* start EXERCISE INPUT *

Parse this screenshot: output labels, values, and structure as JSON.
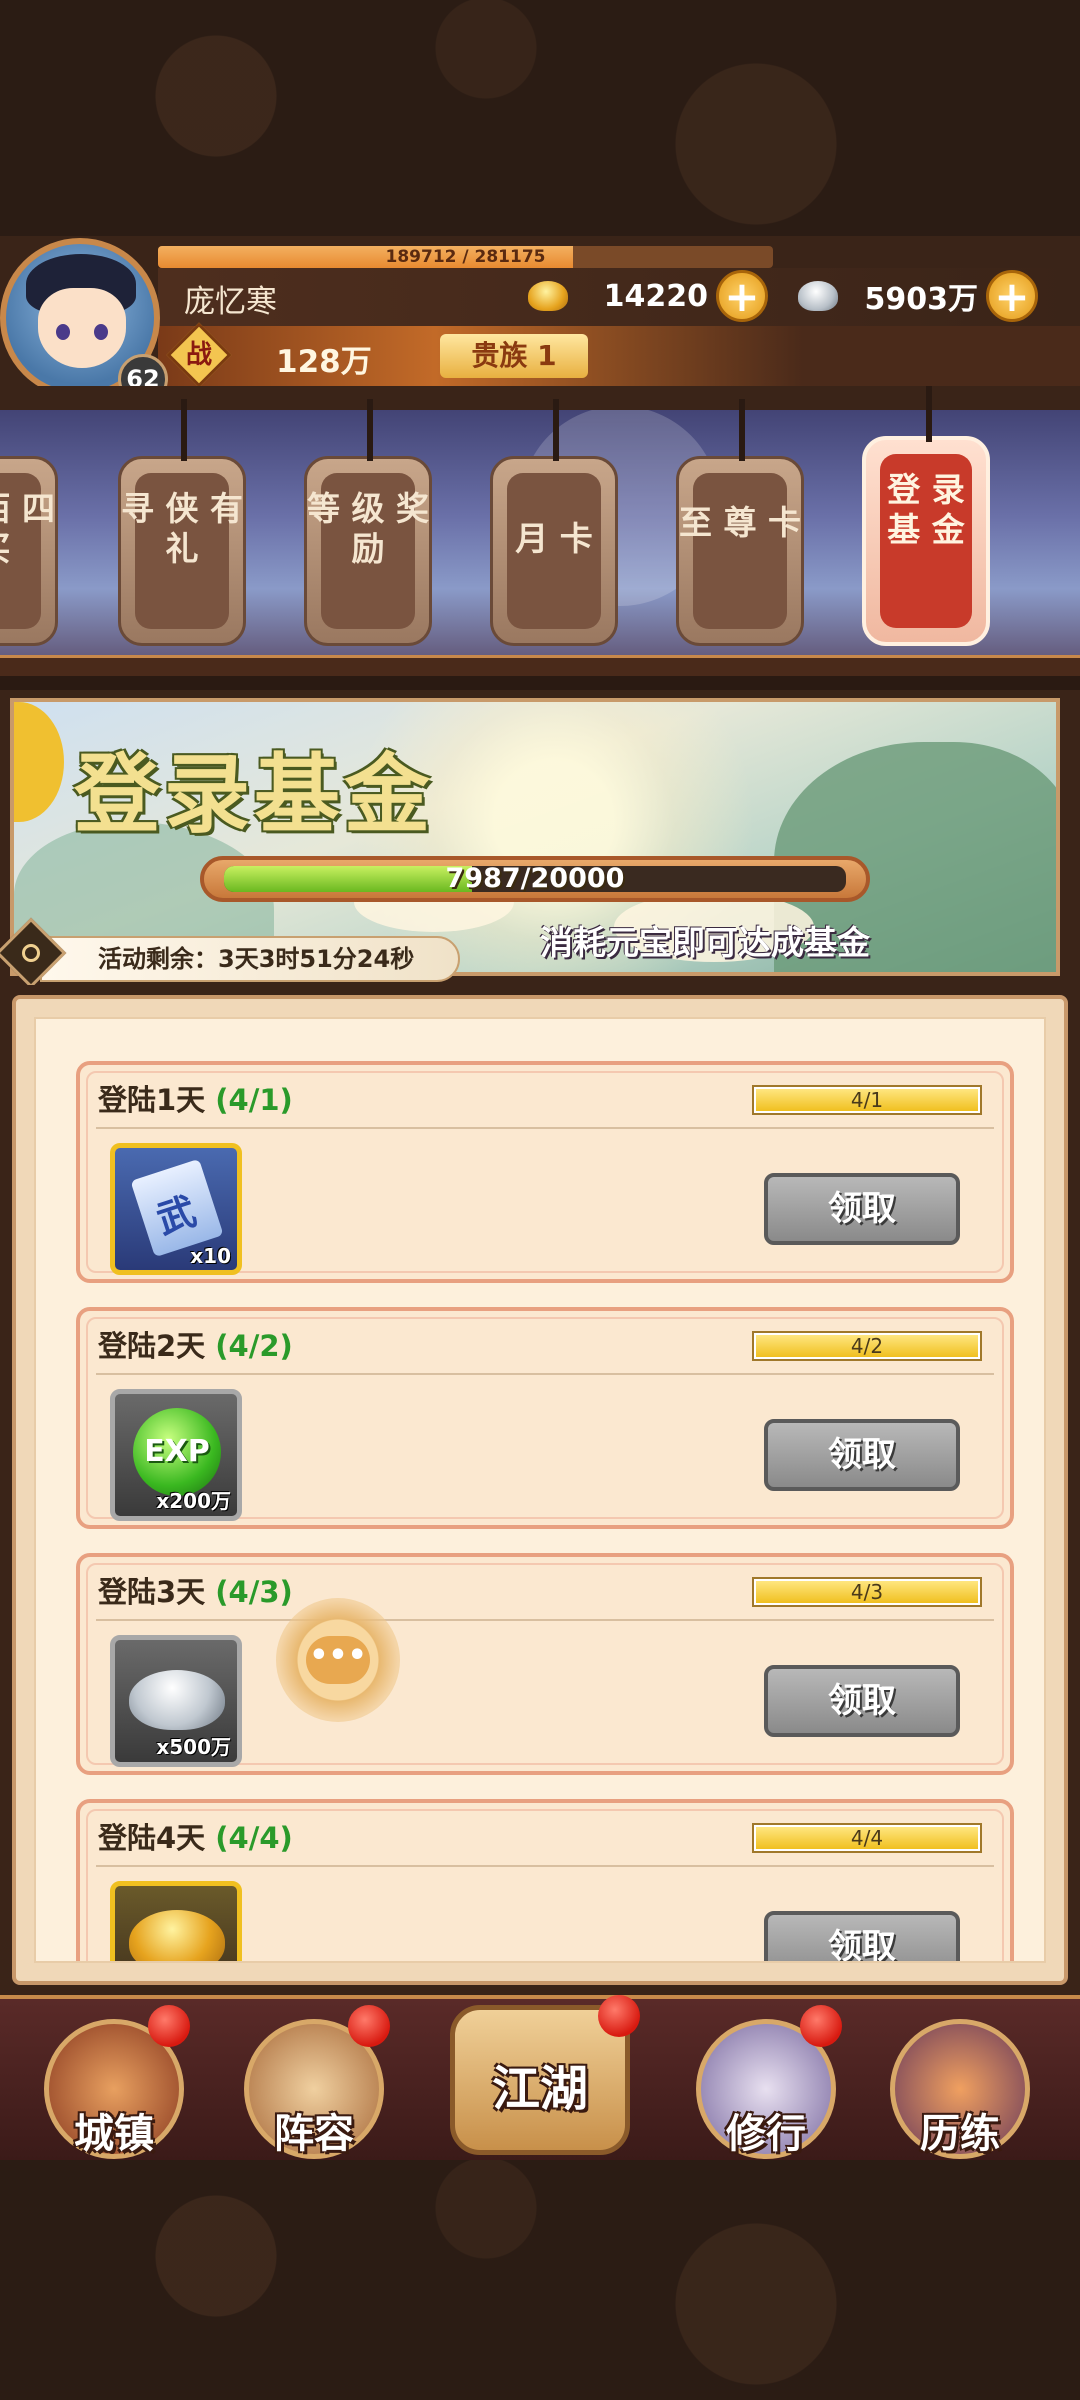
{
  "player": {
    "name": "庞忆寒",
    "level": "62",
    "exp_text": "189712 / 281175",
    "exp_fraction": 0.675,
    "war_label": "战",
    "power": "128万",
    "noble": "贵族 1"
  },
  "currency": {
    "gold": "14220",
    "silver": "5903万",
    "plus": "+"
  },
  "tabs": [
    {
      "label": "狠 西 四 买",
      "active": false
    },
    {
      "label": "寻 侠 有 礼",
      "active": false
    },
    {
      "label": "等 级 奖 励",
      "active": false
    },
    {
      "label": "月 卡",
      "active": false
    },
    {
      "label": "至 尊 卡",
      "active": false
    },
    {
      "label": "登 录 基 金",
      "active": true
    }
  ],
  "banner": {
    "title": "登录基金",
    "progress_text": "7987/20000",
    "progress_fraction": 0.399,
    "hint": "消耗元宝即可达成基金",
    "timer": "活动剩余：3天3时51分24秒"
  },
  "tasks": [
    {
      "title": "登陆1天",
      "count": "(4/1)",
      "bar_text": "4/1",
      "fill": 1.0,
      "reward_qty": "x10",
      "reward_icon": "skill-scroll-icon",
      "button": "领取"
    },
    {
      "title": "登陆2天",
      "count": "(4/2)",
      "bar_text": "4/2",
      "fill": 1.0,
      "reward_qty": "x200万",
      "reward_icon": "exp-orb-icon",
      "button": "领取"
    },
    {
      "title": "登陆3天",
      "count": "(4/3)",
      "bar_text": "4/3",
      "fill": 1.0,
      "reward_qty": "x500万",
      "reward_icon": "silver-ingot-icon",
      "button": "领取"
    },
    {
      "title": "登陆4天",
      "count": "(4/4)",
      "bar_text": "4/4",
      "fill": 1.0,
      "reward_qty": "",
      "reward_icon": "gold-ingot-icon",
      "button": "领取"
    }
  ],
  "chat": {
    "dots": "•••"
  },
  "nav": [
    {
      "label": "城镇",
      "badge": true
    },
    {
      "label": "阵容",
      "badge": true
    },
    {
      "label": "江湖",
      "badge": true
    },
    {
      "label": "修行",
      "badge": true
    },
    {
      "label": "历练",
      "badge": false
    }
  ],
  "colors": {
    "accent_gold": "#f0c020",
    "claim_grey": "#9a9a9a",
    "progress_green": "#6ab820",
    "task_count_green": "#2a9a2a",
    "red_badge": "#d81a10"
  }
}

* end EXERCISE INPUT *
* start EXERCISE INPUT *

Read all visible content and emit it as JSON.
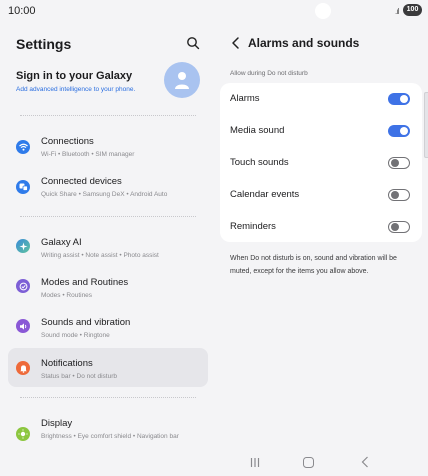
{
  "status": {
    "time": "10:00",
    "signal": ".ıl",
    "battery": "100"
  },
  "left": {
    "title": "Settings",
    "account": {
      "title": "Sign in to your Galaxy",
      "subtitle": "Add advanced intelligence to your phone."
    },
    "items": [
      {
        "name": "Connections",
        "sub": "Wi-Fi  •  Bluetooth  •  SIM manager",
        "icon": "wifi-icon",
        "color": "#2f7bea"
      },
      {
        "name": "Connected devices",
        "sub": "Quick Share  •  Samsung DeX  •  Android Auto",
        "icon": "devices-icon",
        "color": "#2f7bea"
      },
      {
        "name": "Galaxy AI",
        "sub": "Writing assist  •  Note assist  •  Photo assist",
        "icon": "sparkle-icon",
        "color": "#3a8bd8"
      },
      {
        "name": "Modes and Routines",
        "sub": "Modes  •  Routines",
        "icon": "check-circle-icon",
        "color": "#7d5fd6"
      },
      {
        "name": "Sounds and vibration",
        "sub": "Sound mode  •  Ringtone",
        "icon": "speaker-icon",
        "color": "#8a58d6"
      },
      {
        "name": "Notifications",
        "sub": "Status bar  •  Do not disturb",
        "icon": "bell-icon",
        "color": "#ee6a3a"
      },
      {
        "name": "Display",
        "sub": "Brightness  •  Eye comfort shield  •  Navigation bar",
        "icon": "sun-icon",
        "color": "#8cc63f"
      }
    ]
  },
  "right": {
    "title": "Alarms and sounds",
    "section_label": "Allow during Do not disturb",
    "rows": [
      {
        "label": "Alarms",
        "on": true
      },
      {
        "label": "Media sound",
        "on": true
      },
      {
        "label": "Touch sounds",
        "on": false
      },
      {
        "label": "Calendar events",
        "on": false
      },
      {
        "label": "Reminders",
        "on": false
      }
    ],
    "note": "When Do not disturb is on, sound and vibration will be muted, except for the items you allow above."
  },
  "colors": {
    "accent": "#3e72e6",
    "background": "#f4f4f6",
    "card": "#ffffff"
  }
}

* end EXERCISE INPUT *

REQUEST -
Copy each line of the listing that contains the string "devices".

THE ANSWER -
        "name": "Connected devices",
        "icon": "devices-icon",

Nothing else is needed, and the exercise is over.